## EXERCISE TASK
Which lines hold the word "参观并体验天敌昆虫繁育"? Show each of them.

## INFORMATION PROVIDED
* * * * * * *
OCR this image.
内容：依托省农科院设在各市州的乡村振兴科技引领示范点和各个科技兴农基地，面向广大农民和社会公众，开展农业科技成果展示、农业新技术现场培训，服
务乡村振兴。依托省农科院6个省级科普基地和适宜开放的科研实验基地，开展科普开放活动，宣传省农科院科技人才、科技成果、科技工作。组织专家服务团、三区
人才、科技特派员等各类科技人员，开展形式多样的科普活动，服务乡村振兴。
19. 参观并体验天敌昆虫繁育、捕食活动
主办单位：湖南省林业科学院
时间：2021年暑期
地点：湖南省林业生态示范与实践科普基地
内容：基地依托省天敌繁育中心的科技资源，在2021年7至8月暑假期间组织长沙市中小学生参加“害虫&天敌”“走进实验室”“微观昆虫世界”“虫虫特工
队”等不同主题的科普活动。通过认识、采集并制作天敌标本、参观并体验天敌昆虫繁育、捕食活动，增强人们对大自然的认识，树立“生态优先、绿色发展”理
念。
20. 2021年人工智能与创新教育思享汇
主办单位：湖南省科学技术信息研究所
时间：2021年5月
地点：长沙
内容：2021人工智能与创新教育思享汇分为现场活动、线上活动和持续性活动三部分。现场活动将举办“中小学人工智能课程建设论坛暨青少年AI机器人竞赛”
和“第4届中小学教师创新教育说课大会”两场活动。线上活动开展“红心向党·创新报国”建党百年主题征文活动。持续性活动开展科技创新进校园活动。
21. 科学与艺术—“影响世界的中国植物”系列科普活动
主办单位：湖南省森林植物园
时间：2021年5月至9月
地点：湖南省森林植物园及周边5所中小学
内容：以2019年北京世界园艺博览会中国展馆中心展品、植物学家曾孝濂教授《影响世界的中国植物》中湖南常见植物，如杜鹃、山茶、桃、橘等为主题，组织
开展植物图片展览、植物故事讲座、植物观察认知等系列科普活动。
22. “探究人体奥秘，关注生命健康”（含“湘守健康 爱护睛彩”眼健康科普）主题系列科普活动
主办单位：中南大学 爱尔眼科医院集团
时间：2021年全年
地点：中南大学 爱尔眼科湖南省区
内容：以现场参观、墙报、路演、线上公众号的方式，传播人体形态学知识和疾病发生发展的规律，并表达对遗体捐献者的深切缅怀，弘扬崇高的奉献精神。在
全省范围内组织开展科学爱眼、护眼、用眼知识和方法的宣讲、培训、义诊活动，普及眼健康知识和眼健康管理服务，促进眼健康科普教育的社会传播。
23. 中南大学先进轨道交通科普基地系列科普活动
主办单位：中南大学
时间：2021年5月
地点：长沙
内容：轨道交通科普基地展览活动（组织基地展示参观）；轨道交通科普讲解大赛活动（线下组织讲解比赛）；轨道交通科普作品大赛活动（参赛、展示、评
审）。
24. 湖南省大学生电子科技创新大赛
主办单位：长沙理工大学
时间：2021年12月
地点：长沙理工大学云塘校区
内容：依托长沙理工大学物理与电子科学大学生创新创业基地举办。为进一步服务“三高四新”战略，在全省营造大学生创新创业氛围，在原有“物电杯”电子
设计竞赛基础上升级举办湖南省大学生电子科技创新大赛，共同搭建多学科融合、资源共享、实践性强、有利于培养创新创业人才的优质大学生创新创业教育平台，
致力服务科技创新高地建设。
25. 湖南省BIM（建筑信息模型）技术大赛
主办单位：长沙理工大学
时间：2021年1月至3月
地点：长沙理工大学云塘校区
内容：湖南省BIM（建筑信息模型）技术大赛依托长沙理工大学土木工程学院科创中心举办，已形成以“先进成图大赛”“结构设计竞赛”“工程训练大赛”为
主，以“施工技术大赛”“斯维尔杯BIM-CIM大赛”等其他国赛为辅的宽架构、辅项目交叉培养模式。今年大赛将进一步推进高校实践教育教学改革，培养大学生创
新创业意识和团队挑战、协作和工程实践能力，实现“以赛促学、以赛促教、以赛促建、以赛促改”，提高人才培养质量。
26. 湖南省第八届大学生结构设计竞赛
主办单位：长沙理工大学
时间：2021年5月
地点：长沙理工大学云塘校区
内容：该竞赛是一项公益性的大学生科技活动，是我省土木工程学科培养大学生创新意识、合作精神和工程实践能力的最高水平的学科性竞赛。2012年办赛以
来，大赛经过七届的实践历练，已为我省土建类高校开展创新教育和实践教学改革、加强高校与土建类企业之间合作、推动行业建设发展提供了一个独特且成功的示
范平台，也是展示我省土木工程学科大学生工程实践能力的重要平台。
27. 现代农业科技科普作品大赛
* * * * * * *
## SOLUTION TO THIS TASK
19. 参观并体验天敌昆虫繁育、捕食活动
队”等不同主题的科普活动。通过认识、采集并制作天敌标本、参观并体验天敌昆虫繁育、捕食活动，增强人们对大自然的认识，树立“生态优先、绿色发展”理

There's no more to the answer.